▸ Directive a
Check each statement against the passage on police officer deaths and answer yes or no for each, quoting the words of the passage that decide it: (i) 68 officers were killed by gunfire; (ii) traffic accidents were the leading cause of officer deaths in 2011; (iii) the figures are credited to The National Law Enforcement Memorial Fund.

▸ Excerpt provided
The year 2011 saw a 13% uptick from the previous year in the number of police officers killed in the line of duty. This statistic alarms me and should be a wakeup call for every law enforcement head throughout our great nation. One death is too many; 173 deaths are outrageous. So why is there no hue and cry from the media? Where is the outrage and promise of support to help protect our courageous Warriors?

According to The National Law Enforcement Memorial Fund, the preliminary numbers for the year 2011 regarding the manner in which 173 heroes were killed break down thusly:

  • 68 officers killed by gunfire
  • 64 officers killed in traffic accidents
  • 41 officers died due to other causes

Not only were more officers killed last year, a 15% increase over 2010, but more of them died as a result of firearms rather than traffic accidents. That figure also represents a trend—cops killed by gunfire has been increasing the past three years. Deaths due to firearms have become the number one cause of death for the first time in 14 years.

Statistics are just numbers as they relate to politics or finances. Anyone can manipulate the numbers to their own end and demonstrate whatever result or point they wish to prove. However, in the case of law enforcement officers killed, the numbers are exactly what they represent: a growing disrespect for law and order and those who are sworn to uphold the law. Cops are increasingly the brunt of insults (the Occupy Movement is a recent example) and cops are objects of derision and assaults, e.g., objects thrown at them and miscreants spitting on them.

Our men and women are expected to do their duty and not react in any other way than what is considered to be professional, all the while being filmed by media and others who hope to capture the police looking evil and brutal while the lawbreakers egg them on. Their objective is to show the cops victimizing harmless citizens. Really? What result does this provide? Our officers tend to focus on their own perception of how others view the incident the officers are involved in, rather than concentrating on the threat the cops face. The officers worry about how their actions will appear on the nightly news or in the morning paper. They hesitate when they shouldn’t; become reactive instead of proactive. Add into the mixture, bosses who defer to the loudest voices (politicians, media and other whiners) rather than backing their troops, and you wind up with a recipe for disaster.

▸ Items
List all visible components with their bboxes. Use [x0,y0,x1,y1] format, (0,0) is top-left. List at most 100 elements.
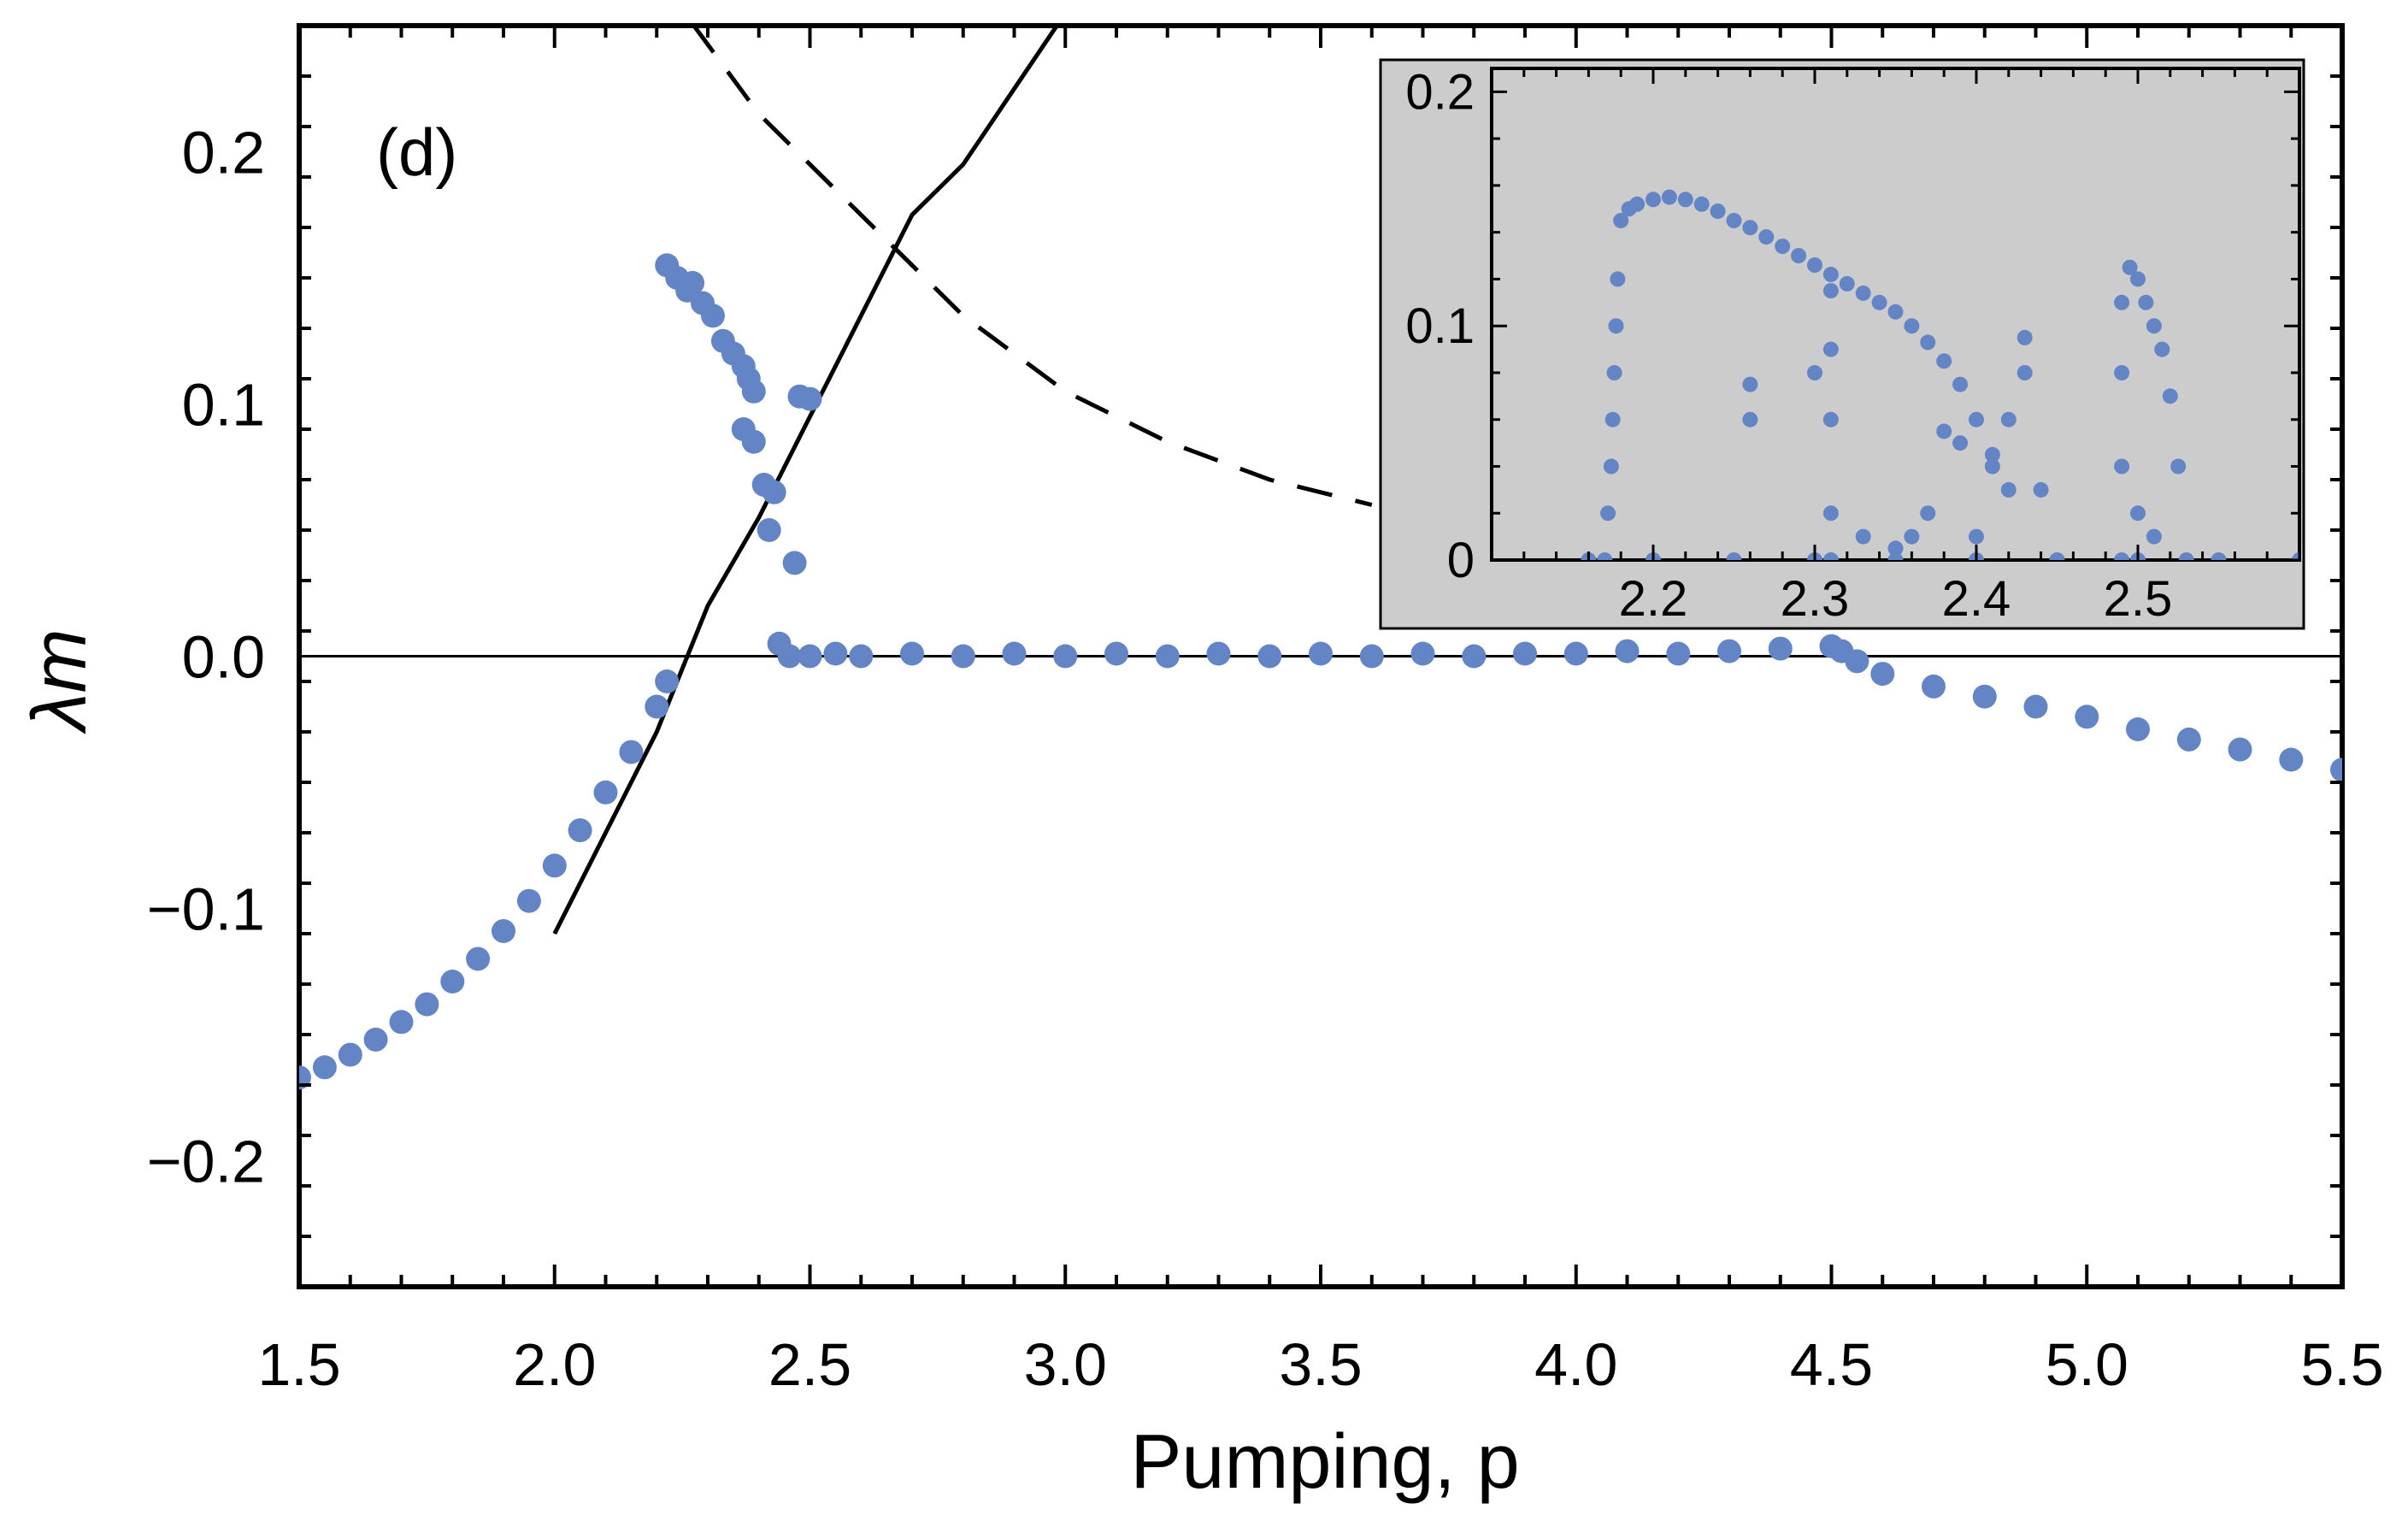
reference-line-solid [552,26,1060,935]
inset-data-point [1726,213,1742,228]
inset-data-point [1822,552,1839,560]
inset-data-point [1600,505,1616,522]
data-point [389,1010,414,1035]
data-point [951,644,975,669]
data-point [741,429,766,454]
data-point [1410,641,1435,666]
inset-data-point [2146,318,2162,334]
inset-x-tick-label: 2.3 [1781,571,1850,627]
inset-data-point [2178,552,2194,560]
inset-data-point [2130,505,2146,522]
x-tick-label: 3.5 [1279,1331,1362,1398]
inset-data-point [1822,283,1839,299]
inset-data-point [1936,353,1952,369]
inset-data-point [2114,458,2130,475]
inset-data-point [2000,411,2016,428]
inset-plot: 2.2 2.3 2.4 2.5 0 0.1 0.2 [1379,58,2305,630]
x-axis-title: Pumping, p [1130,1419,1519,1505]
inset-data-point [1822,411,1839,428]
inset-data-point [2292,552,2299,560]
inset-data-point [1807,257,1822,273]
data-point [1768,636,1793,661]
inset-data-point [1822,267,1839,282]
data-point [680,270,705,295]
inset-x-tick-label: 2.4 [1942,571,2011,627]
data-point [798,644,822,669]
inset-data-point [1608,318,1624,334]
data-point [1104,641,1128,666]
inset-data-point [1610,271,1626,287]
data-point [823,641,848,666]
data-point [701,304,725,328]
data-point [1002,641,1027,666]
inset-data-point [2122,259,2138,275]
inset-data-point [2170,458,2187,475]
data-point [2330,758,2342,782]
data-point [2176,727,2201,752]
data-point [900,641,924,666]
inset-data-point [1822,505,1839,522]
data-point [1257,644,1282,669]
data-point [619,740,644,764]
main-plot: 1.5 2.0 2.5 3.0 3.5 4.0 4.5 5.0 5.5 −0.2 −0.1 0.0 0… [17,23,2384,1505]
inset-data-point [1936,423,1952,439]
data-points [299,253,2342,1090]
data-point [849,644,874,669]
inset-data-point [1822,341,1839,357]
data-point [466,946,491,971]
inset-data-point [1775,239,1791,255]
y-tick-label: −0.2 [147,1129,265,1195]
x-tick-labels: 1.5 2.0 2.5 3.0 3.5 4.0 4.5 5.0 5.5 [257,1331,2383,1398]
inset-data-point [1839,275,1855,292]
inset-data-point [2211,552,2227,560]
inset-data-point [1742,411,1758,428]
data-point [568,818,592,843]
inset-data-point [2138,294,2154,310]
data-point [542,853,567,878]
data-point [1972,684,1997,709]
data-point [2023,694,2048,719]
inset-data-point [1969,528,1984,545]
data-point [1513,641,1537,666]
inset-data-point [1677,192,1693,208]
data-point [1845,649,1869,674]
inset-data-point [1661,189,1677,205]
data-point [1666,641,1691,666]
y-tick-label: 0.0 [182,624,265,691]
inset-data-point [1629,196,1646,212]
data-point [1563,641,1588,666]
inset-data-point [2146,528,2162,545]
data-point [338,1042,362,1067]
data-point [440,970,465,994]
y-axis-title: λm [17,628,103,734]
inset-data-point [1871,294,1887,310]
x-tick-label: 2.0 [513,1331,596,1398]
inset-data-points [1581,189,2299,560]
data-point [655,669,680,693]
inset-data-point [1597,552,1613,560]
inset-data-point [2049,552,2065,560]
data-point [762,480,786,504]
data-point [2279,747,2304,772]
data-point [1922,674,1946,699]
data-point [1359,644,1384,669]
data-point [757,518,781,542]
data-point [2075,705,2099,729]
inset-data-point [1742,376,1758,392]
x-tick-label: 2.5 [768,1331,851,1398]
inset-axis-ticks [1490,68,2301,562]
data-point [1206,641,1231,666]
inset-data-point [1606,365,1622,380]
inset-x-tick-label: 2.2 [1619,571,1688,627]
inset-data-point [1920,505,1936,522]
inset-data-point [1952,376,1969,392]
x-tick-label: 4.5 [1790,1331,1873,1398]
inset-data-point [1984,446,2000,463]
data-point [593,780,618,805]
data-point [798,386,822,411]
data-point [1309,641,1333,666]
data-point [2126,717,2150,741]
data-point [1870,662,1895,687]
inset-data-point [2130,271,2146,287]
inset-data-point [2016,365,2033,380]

---

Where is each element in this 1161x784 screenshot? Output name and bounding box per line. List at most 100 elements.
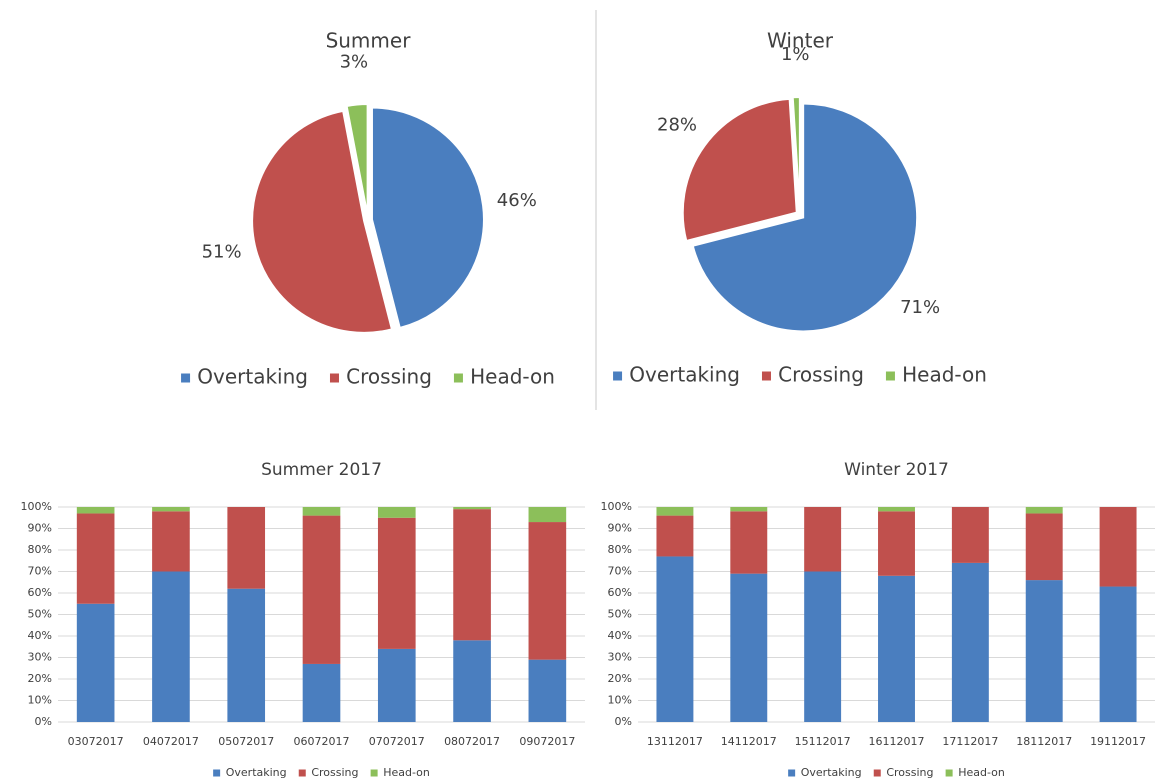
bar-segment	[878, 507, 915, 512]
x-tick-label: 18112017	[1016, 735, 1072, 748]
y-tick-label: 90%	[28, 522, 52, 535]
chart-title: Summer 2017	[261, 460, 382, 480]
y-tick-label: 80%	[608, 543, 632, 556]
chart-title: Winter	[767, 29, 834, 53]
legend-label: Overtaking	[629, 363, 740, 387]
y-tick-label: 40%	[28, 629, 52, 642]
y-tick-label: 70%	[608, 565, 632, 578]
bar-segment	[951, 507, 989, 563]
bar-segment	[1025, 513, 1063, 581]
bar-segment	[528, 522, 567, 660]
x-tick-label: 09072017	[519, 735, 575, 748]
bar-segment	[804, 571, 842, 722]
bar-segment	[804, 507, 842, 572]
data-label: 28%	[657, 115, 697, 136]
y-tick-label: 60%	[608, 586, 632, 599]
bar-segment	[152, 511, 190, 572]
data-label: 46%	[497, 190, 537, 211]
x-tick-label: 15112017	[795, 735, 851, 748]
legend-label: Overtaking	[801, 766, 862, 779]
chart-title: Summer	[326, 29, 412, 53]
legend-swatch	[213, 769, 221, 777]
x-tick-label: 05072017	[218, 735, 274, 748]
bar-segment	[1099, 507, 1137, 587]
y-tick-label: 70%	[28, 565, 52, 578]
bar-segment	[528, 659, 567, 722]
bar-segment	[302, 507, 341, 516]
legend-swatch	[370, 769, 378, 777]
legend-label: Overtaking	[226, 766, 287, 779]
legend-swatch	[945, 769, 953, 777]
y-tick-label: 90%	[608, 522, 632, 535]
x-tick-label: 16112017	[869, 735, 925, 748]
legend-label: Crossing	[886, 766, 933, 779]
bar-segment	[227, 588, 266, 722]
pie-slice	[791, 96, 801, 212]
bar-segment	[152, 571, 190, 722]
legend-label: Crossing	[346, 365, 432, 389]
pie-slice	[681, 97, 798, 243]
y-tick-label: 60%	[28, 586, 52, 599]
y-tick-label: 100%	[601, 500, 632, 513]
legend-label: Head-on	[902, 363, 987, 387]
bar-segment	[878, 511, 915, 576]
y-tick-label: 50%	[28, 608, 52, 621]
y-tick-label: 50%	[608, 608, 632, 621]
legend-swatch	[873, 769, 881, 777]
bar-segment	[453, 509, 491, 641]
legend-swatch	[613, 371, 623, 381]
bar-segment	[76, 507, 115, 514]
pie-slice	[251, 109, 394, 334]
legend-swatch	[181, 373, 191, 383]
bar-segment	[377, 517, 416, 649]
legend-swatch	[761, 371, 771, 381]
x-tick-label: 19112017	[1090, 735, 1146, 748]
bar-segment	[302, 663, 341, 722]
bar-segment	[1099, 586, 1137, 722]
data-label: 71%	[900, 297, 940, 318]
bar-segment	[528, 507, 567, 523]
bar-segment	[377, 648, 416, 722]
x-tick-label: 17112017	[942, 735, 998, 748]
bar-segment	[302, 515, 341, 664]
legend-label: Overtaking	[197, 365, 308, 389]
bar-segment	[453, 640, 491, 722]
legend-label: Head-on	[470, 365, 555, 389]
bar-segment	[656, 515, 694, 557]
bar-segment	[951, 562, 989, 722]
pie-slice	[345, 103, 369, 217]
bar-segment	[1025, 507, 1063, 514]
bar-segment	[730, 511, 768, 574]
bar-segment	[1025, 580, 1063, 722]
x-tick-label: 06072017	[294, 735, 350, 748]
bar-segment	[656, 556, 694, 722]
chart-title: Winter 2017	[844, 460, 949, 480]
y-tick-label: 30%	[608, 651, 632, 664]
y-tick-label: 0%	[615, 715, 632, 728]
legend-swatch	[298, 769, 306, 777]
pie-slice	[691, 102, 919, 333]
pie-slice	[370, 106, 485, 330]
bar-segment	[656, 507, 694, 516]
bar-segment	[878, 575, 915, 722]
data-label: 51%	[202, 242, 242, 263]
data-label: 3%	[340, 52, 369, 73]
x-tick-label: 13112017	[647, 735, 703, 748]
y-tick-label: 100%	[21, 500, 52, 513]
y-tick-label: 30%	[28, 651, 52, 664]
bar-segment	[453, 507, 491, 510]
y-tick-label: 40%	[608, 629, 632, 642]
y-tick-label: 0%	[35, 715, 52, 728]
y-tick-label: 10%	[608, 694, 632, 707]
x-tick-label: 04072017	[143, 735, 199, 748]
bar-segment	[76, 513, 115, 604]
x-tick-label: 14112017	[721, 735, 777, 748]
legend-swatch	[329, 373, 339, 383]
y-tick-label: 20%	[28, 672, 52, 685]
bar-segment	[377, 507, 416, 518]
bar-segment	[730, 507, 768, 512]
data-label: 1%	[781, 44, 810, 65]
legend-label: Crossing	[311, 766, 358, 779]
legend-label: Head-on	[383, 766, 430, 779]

▸ Directive b
In the rows running from the line with "507, 915, 512]" up to and including the line with "640, 491, 722]", swap "Crossing" for "Side-impact", and give back only those lines with everything else unchanged.

▸ Complete output a
(i) Yes: "68 officers killed by gunfire"
(ii) No: "Deaths due to firearms have become the number one cause of death for the first time in 14 years."
(iii) Yes: "According to The National Law Enforcement Memorial Fund"

▸ Complete output b
bar-segment	[878, 507, 915, 512]
x-tick-label: 18112017	[1016, 735, 1072, 748]
y-tick-label: 90%	[28, 522, 52, 535]
chart-title: Summer 2017	[261, 460, 382, 480]
y-tick-label: 80%	[608, 543, 632, 556]
chart-title: Winter	[767, 29, 834, 53]
legend-label: Overtaking	[629, 363, 740, 387]
y-tick-label: 40%	[28, 629, 52, 642]
y-tick-label: 70%	[608, 565, 632, 578]
bar-segment	[951, 507, 989, 563]
bar-segment	[1025, 513, 1063, 581]
bar-segment	[528, 522, 567, 660]
x-tick-label: 09072017	[519, 735, 575, 748]
bar-segment	[804, 571, 842, 722]
bar-segment	[804, 507, 842, 572]
data-label: 28%	[657, 115, 697, 136]
y-tick-label: 60%	[608, 586, 632, 599]
bar-segment	[152, 511, 190, 572]
data-label: 46%	[497, 190, 537, 211]
x-tick-label: 15112017	[795, 735, 851, 748]
legend-label: Overtaking	[801, 766, 862, 779]
chart-title: Summer	[326, 29, 412, 53]
legend-swatch	[213, 769, 221, 777]
x-tick-label: 05072017	[218, 735, 274, 748]
bar-segment	[1099, 507, 1137, 587]
y-tick-label: 70%	[28, 565, 52, 578]
bar-segment	[528, 659, 567, 722]
bar-segment	[302, 507, 341, 516]
legend-swatch	[370, 769, 378, 777]
legend-label: Overtaking	[226, 766, 287, 779]
legend-swatch	[945, 769, 953, 777]
y-tick-label: 90%	[608, 522, 632, 535]
x-tick-label: 16112017	[869, 735, 925, 748]
legend-label: Side-impact	[886, 766, 933, 779]
bar-segment	[227, 588, 266, 722]
pie-slice	[791, 96, 801, 212]
bar-segment	[152, 571, 190, 722]
legend-label: Side-impact	[346, 365, 432, 389]
pie-slice	[681, 97, 798, 243]
y-tick-label: 60%	[28, 586, 52, 599]
y-tick-label: 100%	[601, 500, 632, 513]
legend-label: Head-on	[902, 363, 987, 387]
bar-segment	[878, 511, 915, 576]
y-tick-label: 50%	[28, 608, 52, 621]
y-tick-label: 50%	[608, 608, 632, 621]
legend-swatch	[873, 769, 881, 777]
bar-segment	[453, 509, 491, 641]
legend-swatch	[613, 371, 623, 381]
bar-segment	[76, 507, 115, 514]
pie-slice	[251, 109, 394, 334]
legend-swatch	[181, 373, 191, 383]
bar-segment	[377, 517, 416, 649]
legend-swatch	[761, 371, 771, 381]
x-tick-label: 19112017	[1090, 735, 1146, 748]
bar-segment	[302, 663, 341, 722]
bar-segment	[1099, 586, 1137, 722]
data-label: 71%	[900, 297, 940, 318]
bar-segment	[528, 507, 567, 523]
bar-segment	[377, 648, 416, 722]
x-tick-label: 17112017	[942, 735, 998, 748]
bar-segment	[302, 515, 341, 664]
legend-label: Overtaking	[197, 365, 308, 389]
bar-segment	[453, 640, 491, 722]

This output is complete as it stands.